**Exercise input**
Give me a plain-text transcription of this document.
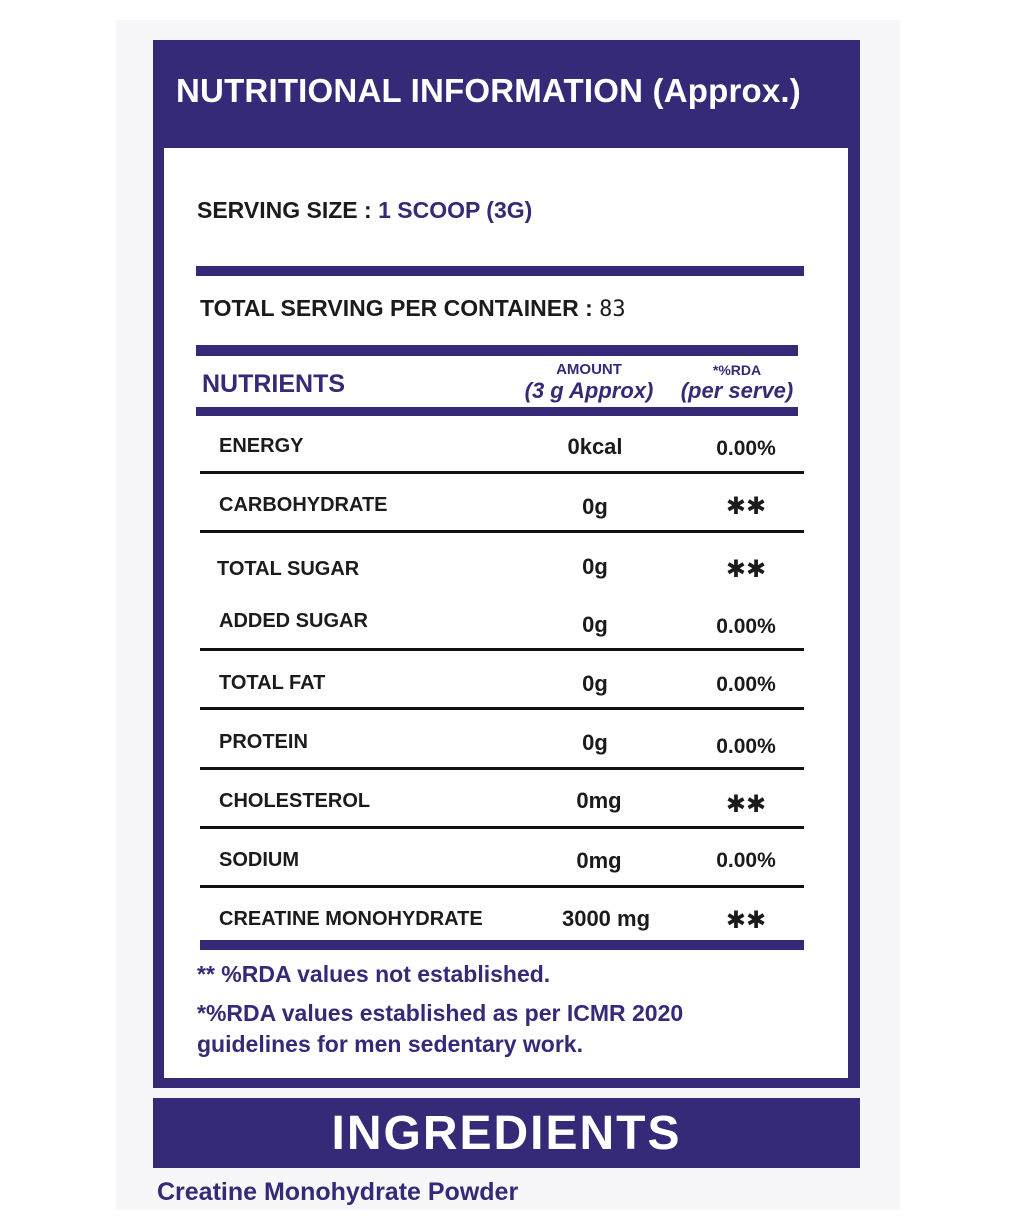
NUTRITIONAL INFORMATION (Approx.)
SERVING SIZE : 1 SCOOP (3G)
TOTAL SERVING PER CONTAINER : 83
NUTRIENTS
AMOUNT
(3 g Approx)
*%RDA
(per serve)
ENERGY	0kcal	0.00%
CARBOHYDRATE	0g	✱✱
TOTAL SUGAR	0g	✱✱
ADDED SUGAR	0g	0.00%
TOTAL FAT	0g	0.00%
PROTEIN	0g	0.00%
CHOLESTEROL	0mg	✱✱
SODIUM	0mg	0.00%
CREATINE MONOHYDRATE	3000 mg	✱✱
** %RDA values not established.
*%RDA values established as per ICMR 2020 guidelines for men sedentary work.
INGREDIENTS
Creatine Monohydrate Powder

**Problem**
Repeat each record exactly as shown above, dropping all images.

**Response box**
Give me a plain-text transcription of this document.
NUTRITIONAL INFORMATION (Approx.)
SERVING SIZE : 1 SCOOP (3G)
TOTAL SERVING PER CONTAINER : 83
NUTRIENTS
AMOUNT
(3 g Approx)
*%RDA
(per serve)
ENERGY	0kcal	0.00%
CARBOHYDRATE	0g	✱✱
TOTAL SUGAR	0g	✱✱
ADDED SUGAR	0g	0.00%
TOTAL FAT	0g	0.00%
PROTEIN	0g	0.00%
CHOLESTEROL	0mg	✱✱
SODIUM	0mg	0.00%
CREATINE MONOHYDRATE	3000 mg	✱✱
** %RDA values not established.
*%RDA values established as per ICMR 2020 guidelines for men sedentary work.
INGREDIENTS
Creatine Monohydrate Powder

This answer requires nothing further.